▶ Assignment 1: In the fezolinetant text, transcribe verbatim the portion that begins at the words "The most common" and stops after "symptoms due to menopause.".
▶ Assignment 2: List every side effect the fezolinetant text names as most common.

▶ Passage shown:
_ _ _

Fezolinetant, sold under the brand name Veozah, among others, is a medication used for the treatment of hot flashes (vasomotor symptoms) due to menopause. It is a small-molecule, selective neurokinin-3 (NK_{3}) receptor antagonist taken by mouth. It was developed by Astellas Pharma, which acquired it from Ogeda (formerly Euroscreen) in April 2017.

The most common side effects of fezolinetant include abdominal pain, diarrhea, insomnia, back pain, hot flush, and elevated hepatic transaminases.

Fezolinetant was approved for medical use in the United States in May 2023, and it was approved in the European Union in December 2023. Fezolinetant is the first NK_{3} receptor antagonist approved by the US Food and Drug Administration (FDA) to treat moderate to severe hot flashes from menopause. The FDA considers it to be a first-in-class medication.

== Medical uses ==
Fezolinetant is indicated for the treatment of moderate to severe vasomotor symptoms due to menopause.

== Adverse effects ==
In September 2024, the US FDA added a warning to the prescribing label that fezolinetant can cause rare but serious liver injury.

_ _ _

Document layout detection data
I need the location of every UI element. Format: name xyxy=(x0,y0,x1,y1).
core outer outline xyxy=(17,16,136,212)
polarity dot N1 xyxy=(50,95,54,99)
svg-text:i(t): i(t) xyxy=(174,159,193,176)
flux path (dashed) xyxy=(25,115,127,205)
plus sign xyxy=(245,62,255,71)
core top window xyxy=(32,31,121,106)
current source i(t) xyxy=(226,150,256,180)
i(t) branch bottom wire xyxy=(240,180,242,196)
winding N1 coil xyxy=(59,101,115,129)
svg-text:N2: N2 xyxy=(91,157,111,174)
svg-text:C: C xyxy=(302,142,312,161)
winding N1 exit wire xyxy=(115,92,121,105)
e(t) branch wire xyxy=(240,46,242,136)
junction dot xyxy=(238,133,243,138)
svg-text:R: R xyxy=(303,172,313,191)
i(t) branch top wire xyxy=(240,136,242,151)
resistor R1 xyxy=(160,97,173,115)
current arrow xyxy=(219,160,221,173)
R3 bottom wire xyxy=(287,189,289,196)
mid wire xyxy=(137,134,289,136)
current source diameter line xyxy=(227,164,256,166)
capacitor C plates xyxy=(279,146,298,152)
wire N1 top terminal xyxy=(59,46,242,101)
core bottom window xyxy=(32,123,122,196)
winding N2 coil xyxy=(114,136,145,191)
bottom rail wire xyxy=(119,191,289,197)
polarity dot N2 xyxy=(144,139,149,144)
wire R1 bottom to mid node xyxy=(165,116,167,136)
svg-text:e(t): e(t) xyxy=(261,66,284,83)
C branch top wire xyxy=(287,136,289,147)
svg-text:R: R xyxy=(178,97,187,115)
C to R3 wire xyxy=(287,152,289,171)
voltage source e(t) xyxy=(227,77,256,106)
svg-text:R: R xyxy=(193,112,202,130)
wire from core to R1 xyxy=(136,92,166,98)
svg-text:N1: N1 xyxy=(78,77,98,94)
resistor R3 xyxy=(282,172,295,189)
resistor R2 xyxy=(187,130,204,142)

_ _ _

▶ Solution 1:
The most common side effects of fezolinetant include abdominal pain, diarrhea, insomnia, back pain, hot flush, and elevated hepatic transaminases.

Fezolinetant was approved for medical use in the United States in May 2023, and it was approved in the European Union in December 2023. Fezolinetant is the first NK_{3} receptor antagonist approved by the US Food and Drug Administration (FDA) to treat moderate to severe hot flashes from menopause. The FDA considers it to be a first-in-class medication.

== Medical uses ==
Fezolinetant is indicated for the treatment of moderate to severe vasomotor symptoms due to menopause.

▶ Solution 2:
- abdominal pain
- diarrhea
- insomnia
- back pain
- hot flush
- elevated hepatic transaminases